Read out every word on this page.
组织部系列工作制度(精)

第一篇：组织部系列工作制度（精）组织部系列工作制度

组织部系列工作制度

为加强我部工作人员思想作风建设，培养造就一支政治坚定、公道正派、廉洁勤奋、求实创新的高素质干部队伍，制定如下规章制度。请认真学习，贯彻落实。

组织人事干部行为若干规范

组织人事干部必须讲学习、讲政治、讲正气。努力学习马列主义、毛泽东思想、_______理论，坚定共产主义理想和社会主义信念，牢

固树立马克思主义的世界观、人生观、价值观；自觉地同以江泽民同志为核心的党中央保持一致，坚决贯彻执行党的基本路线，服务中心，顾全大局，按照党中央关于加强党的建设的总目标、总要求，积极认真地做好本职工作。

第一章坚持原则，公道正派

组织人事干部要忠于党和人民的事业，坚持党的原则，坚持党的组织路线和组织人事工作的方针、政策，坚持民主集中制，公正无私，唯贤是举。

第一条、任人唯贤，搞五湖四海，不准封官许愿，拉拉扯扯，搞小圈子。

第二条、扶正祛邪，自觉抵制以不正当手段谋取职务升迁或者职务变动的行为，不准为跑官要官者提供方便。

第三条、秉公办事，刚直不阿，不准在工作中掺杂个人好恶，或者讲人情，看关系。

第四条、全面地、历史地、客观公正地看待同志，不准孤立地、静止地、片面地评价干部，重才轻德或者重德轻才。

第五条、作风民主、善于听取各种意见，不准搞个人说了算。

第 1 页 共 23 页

> WHAT THIS TASK INVOLVES:
Copy out each line of the records where the string "组织部系列工作制度" appears.

> CORRECT OUTPUT:
组织部系列工作制度(精)
第一篇：组织部系列工作制度（精）组织部系列工作制度
组织部系列工作制度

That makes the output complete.